Schreibe die Einträge unverändert ab, beginnend mit ihrer ersten Zeile und bis einschließlich der Zeile mit "origin-label: 0: [180, 399, 188, 413]".

□ □ □

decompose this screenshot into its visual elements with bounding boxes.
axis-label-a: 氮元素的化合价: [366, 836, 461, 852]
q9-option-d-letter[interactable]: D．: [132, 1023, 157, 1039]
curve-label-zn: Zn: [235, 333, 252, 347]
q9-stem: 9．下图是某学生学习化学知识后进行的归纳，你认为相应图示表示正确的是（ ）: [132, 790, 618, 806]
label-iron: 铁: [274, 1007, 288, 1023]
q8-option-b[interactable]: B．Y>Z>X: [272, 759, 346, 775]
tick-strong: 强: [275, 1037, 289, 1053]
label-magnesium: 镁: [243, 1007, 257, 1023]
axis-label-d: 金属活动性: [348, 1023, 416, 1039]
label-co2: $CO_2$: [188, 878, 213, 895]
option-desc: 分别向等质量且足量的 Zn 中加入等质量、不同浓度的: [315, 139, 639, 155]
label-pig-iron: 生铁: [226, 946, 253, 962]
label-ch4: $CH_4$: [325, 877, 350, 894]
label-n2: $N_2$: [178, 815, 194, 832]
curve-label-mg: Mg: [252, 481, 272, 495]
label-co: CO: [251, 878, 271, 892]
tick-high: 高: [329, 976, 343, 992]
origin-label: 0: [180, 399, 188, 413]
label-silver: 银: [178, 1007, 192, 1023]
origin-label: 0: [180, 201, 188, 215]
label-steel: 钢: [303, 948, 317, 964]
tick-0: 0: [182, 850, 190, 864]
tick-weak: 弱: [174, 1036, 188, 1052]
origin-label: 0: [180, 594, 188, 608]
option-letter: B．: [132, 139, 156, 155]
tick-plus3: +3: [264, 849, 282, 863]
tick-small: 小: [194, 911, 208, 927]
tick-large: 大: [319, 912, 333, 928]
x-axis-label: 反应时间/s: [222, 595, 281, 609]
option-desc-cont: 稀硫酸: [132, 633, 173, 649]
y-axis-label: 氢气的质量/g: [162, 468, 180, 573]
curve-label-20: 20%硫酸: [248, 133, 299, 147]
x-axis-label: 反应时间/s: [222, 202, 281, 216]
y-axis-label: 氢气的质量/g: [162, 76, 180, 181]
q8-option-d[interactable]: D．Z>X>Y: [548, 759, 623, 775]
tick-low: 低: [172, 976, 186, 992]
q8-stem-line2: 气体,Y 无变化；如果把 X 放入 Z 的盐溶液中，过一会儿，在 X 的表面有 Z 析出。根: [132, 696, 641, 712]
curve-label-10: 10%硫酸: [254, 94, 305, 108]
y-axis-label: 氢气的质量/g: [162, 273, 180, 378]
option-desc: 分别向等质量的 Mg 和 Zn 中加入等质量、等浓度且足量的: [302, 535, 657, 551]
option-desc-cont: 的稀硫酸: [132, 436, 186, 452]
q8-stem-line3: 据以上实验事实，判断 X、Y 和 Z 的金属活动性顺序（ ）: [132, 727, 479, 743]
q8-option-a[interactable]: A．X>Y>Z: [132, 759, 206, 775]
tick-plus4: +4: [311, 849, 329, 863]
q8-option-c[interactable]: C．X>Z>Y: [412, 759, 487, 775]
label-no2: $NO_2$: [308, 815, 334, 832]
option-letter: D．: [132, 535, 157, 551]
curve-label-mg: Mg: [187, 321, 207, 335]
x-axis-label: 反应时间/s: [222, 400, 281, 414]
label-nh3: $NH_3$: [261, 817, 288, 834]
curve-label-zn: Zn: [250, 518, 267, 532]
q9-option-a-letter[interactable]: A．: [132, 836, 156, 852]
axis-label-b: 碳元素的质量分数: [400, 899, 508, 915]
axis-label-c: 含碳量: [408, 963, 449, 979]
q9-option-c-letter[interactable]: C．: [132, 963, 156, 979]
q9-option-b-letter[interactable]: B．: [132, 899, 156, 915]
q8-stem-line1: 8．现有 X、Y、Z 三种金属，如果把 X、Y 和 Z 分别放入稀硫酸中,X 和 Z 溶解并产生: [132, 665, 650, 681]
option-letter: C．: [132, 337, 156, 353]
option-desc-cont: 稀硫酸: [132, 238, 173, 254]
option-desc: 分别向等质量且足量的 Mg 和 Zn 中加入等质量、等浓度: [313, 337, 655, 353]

□ □ □

_Antwort_
decompose this screenshot into its visual elements with bounding boxes.
axis-label-a: 氮元素的化合价: [366, 836, 461, 852]
q9-option-d-letter[interactable]: D．: [132, 1023, 157, 1039]
curve-label-zn: Zn: [235, 333, 252, 347]
q9-stem: 9．下图是某学生学习化学知识后进行的归纳，你认为相应图示表示正确的是（ ）: [132, 790, 618, 806]
label-iron: 铁: [274, 1007, 288, 1023]
q8-option-b[interactable]: B．Y>Z>X: [272, 759, 346, 775]
tick-strong: 强: [275, 1037, 289, 1053]
label-magnesium: 镁: [243, 1007, 257, 1023]
axis-label-d: 金属活动性: [348, 1023, 416, 1039]
label-co2: $CO_2$: [188, 878, 213, 895]
option-desc: 分别向等质量且足量的 Zn 中加入等质量、不同浓度的: [315, 139, 639, 155]
label-pig-iron: 生铁: [226, 946, 253, 962]
label-ch4: $CH_4$: [325, 877, 350, 894]
label-n2: $N_2$: [178, 815, 194, 832]
curve-label-mg: Mg: [252, 481, 272, 495]
label-co: CO: [251, 878, 271, 892]
tick-high: 高: [329, 976, 343, 992]
origin-label: 0: [180, 399, 188, 413]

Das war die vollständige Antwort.